Rows:
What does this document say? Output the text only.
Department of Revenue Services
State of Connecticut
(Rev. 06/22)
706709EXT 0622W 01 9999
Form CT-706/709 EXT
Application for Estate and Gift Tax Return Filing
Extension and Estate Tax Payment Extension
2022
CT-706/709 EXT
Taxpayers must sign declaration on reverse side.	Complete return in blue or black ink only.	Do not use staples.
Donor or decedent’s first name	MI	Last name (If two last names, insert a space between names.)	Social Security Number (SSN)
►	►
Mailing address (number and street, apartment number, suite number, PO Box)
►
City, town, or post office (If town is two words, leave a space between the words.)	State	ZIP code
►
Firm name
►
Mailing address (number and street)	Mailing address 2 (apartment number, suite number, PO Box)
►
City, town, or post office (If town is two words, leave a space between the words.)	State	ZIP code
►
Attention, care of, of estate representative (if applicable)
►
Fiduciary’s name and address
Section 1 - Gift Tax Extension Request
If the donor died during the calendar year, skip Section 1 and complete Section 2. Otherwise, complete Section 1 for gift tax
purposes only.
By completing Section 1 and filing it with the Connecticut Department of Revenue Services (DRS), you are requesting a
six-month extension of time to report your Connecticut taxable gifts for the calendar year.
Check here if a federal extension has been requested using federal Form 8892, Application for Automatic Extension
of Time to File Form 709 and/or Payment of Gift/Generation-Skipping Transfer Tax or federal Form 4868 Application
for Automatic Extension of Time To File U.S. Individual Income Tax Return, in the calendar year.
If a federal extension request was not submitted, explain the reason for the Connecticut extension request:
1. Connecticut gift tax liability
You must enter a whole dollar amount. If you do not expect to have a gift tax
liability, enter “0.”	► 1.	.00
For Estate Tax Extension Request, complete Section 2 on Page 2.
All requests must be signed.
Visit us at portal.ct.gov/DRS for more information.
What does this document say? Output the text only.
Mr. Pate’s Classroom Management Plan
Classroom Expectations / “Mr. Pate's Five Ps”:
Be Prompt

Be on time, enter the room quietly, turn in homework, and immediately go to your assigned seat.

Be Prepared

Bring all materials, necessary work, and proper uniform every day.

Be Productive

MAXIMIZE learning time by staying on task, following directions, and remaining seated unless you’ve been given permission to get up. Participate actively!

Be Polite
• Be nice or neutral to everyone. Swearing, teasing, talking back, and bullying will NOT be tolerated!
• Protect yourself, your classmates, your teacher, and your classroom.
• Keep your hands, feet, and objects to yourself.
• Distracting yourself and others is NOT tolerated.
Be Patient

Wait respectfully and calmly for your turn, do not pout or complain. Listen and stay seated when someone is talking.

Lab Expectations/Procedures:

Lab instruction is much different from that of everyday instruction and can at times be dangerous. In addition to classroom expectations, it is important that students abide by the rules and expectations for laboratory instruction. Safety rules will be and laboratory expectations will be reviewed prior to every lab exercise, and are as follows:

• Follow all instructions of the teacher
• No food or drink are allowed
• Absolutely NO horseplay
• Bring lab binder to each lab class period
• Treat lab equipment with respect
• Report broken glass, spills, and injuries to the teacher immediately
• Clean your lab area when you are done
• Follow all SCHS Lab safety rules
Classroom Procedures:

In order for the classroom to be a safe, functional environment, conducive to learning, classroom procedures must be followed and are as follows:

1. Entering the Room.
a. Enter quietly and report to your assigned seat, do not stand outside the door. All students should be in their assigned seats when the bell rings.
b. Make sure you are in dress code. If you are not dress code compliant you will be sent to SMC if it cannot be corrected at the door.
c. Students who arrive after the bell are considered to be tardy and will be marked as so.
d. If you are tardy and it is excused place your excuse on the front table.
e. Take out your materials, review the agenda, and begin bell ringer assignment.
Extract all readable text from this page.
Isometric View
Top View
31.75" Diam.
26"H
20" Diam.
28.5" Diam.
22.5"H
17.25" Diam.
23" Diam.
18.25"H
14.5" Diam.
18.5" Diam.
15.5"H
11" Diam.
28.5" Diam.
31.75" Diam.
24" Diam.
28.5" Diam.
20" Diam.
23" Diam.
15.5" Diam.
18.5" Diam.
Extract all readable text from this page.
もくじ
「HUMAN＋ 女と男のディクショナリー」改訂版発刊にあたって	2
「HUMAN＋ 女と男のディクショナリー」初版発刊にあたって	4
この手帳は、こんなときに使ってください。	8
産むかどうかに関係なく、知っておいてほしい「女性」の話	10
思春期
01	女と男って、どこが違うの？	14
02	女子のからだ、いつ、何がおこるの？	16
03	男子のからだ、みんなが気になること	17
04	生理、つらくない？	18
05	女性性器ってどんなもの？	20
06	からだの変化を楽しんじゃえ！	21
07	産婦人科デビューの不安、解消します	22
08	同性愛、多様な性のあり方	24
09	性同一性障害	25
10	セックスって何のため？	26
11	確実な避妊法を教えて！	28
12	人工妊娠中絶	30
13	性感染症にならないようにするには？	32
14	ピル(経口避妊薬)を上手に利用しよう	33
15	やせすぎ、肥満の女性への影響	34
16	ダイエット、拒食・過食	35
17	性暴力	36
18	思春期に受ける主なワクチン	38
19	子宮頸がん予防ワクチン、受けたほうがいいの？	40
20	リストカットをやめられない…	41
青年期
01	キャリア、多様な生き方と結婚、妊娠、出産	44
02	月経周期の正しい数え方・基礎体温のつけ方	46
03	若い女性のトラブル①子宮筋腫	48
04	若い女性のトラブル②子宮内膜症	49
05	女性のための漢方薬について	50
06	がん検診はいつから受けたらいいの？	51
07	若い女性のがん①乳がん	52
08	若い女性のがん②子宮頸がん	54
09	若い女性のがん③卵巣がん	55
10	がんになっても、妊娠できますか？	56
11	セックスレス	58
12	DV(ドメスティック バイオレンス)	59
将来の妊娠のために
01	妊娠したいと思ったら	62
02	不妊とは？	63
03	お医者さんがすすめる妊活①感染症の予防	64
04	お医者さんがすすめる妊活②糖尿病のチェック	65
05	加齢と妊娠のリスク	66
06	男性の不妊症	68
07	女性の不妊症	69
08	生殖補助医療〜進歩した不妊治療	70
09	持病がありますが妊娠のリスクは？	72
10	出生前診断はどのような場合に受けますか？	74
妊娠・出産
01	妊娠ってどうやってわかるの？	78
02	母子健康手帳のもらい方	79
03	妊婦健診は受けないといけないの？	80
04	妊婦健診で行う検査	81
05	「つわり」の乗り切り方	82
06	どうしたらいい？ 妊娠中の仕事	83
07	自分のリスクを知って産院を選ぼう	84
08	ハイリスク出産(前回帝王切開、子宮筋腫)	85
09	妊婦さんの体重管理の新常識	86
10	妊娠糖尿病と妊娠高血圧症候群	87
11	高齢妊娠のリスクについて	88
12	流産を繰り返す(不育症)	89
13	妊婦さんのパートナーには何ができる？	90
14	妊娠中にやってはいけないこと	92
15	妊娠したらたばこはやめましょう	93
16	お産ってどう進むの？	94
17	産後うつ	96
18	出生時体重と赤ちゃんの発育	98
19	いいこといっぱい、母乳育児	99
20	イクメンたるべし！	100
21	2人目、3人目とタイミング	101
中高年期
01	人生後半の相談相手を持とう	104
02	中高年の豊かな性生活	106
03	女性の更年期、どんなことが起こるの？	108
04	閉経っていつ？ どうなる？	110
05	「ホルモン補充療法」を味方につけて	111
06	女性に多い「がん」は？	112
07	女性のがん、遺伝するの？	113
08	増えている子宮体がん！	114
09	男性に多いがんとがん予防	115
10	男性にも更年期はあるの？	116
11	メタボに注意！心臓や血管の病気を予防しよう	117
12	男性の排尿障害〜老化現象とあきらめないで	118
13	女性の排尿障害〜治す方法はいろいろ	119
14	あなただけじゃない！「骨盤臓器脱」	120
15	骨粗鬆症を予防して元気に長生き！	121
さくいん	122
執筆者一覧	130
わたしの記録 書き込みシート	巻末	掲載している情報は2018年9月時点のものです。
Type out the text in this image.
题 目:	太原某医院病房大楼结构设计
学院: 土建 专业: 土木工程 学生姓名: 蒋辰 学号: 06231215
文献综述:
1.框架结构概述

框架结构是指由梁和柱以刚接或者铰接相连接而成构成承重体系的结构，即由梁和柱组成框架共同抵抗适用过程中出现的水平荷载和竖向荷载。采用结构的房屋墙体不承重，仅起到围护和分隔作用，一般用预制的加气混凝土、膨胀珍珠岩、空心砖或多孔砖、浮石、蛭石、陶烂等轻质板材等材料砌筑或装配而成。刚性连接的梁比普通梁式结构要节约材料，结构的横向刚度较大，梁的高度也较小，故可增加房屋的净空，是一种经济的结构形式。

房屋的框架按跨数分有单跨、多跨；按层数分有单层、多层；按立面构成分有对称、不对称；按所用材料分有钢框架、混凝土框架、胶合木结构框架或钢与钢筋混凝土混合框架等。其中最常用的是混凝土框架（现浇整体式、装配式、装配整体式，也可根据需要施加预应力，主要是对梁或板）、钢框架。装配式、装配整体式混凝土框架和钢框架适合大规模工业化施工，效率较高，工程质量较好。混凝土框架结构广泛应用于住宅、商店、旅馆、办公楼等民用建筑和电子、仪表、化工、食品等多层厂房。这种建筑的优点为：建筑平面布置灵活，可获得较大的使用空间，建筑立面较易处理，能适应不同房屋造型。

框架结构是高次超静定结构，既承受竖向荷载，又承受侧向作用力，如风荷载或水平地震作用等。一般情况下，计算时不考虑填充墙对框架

What is required: Within the entries above, report how many lines include "follows", and keep the answer to the number.

Right answer: 2